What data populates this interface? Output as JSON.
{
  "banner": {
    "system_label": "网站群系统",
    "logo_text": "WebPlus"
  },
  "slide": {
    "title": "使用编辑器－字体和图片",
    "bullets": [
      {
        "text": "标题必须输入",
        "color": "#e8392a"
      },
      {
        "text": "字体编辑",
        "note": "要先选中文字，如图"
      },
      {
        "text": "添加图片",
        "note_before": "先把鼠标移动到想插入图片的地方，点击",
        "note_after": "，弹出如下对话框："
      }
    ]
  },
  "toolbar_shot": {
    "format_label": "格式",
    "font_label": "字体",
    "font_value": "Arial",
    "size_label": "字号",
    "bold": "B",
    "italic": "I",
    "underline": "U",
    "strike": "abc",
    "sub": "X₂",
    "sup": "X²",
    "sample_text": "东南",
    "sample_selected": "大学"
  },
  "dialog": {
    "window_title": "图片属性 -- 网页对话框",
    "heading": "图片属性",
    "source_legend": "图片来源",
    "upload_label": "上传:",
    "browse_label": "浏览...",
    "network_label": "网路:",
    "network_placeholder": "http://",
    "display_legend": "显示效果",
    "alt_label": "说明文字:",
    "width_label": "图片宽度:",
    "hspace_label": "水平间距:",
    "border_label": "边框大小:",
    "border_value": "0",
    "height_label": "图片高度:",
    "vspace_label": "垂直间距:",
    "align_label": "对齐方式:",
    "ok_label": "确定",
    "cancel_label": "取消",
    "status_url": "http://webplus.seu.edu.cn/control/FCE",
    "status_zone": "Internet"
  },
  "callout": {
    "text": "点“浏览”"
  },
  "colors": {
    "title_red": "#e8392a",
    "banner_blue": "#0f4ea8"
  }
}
* * *
§ Given problem: Reproduce each entry exactly, leaving out nothing.

§ Result of this task:
What data populates this interface? Output as JSON.
{
  "banner": {
    "system_label": "网站群系统",
    "logo_text": "WebPlus"
  },
  "slide": {
    "title": "使用编辑器－字体和图片",
    "bullets": [
      {
        "text": "标题必须输入",
        "color": "#e8392a"
      },
      {
        "text": "字体编辑",
        "note": "要先选中文字，如图"
      },
      {
        "text": "添加图片",
        "note_before": "先把鼠标移动到想插入图片的地方，点击",
        "note_after": "，弹出如下对话框："
      }
    ]
  },
  "toolbar_shot": {
    "format_label": "格式",
    "font_label": "字体",
    "font_value": "Arial",
    "size_label": "字号",
    "bold": "B",
    "italic": "I",
    "underline": "U",
    "strike": "abc",
    "sub": "X₂",
    "sup": "X²",
    "sample_text": "东南",
    "sample_selected": "大学"
  },
  "dialog": {
    "window_title": "图片属性 -- 网页对话框",
    "heading": "图片属性",
    "source_legend": "图片来源",
    "upload_label": "上传:",
    "browse_label": "浏览...",
    "network_label": "网路:",
    "network_placeholder": "http://",
    "display_legend": "显示效果",
    "alt_label": "说明文字:",
    "width_label": "图片宽度:",
    "hspace_label": "水平间距:",
    "border_label": "边框大小:",
    "border_value": "0",
    "height_label": "图片高度:",
    "vspace_label": "垂直间距:",
    "align_label": "对齐方式:",
    "ok_label": "确定",
    "cancel_label": "取消",
    "status_url": "http://webplus.seu.edu.cn/control/FCE",
    "status_zone": "Internet"
  },
  "callout": {
    "text": "点“浏览”"
  },
  "colors": {
    "title_red": "#e8392a",
    "banner_blue": "#0f4ea8"
  }
}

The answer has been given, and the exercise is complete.